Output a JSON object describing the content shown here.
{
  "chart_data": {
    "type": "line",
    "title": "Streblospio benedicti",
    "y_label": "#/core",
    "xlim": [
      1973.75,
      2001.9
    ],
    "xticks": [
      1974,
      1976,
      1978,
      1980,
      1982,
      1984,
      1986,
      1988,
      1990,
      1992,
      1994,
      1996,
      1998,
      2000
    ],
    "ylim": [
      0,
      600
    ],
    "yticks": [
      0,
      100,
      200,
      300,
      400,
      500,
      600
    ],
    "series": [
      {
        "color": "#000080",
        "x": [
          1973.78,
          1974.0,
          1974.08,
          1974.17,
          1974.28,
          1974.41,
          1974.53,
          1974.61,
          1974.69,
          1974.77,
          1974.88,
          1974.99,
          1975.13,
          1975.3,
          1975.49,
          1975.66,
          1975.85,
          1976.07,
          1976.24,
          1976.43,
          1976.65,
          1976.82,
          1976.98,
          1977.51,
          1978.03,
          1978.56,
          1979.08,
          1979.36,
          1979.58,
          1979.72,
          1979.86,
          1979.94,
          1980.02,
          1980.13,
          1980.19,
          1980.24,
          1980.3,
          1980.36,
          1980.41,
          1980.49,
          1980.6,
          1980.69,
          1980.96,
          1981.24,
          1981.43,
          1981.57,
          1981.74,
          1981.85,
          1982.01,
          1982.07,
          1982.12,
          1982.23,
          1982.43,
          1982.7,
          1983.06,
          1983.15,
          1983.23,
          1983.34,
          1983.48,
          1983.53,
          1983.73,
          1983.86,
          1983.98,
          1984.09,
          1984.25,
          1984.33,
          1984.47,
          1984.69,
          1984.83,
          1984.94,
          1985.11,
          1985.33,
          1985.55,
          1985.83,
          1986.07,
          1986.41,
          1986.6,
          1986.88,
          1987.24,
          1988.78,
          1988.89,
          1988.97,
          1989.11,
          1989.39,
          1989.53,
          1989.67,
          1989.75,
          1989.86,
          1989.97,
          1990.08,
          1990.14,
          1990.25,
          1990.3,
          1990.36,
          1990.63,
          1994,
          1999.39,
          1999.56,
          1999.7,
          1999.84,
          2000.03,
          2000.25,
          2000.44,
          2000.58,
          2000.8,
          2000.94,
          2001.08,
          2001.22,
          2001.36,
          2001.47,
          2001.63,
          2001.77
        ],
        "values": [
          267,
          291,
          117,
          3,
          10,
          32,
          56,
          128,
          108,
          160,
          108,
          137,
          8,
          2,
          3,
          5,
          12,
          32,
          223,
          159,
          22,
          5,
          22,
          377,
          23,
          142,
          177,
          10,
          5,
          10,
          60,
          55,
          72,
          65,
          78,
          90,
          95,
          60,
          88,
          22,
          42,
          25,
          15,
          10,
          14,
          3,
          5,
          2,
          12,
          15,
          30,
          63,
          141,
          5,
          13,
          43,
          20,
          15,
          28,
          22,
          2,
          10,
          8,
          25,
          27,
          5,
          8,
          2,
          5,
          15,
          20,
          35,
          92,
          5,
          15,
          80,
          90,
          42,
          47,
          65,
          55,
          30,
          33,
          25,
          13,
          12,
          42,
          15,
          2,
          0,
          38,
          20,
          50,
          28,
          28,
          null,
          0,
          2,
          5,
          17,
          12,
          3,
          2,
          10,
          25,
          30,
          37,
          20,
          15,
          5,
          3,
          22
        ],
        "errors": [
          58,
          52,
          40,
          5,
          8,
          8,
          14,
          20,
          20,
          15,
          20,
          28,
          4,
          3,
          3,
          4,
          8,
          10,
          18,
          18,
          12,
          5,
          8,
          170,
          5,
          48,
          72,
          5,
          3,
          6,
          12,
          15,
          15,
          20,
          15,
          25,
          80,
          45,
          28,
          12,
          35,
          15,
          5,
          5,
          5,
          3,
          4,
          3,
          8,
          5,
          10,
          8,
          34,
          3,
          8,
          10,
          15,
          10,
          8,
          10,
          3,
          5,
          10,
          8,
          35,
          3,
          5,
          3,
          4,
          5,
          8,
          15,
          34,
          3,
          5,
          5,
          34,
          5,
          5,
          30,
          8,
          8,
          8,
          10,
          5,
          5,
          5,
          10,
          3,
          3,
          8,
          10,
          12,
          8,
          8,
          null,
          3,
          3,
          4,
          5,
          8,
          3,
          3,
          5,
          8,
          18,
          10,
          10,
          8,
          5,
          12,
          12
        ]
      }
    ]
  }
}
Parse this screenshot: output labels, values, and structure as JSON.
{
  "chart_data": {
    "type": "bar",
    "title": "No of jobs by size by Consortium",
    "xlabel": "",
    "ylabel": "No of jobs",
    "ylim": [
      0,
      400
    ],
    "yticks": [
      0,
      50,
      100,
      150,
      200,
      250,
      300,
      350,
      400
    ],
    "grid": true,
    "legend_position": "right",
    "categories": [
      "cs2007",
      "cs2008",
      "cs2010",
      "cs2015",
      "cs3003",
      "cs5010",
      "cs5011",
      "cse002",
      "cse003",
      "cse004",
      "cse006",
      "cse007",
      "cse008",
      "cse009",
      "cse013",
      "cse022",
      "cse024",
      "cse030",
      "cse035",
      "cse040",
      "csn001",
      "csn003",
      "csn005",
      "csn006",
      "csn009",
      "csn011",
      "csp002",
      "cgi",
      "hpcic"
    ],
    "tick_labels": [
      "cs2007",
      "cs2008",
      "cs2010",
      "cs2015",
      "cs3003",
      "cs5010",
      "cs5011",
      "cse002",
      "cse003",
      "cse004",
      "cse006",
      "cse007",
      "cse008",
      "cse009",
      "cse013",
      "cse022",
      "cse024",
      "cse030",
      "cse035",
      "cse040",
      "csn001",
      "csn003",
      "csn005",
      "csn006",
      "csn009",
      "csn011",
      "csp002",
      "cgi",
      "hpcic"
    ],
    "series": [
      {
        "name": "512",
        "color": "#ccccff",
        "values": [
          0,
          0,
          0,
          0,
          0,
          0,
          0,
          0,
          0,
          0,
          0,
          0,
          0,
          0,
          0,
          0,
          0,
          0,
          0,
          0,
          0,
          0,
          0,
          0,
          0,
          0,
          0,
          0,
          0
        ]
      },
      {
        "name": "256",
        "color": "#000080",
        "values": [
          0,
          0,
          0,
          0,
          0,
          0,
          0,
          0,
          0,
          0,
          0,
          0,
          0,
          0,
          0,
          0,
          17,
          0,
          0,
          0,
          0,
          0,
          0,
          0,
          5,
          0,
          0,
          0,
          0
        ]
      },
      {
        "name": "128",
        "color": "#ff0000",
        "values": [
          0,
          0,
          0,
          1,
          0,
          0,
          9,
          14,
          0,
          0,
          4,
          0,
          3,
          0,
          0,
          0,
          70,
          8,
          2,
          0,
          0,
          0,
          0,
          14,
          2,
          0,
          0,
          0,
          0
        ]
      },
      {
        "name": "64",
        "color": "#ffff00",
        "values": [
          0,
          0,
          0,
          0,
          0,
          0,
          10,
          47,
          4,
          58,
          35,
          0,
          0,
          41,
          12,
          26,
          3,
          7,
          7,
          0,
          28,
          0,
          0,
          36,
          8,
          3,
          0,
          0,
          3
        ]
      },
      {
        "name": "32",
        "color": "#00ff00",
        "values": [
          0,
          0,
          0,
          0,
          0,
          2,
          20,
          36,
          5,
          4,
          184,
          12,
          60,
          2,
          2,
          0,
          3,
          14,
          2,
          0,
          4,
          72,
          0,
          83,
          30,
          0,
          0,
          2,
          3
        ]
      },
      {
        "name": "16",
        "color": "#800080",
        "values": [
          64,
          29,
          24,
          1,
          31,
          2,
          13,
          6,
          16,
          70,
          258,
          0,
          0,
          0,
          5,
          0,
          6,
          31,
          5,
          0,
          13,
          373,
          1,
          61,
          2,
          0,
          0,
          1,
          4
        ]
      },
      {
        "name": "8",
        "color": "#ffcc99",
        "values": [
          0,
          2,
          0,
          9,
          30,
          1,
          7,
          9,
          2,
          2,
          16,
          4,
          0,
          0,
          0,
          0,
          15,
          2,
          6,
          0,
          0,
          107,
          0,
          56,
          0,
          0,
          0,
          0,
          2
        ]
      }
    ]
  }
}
● ● ●
WHAT TO PRODUCE
Say how many lines in the records contain the string "jobs", and say nothing else.

SOLUTION TO THIS TASK
2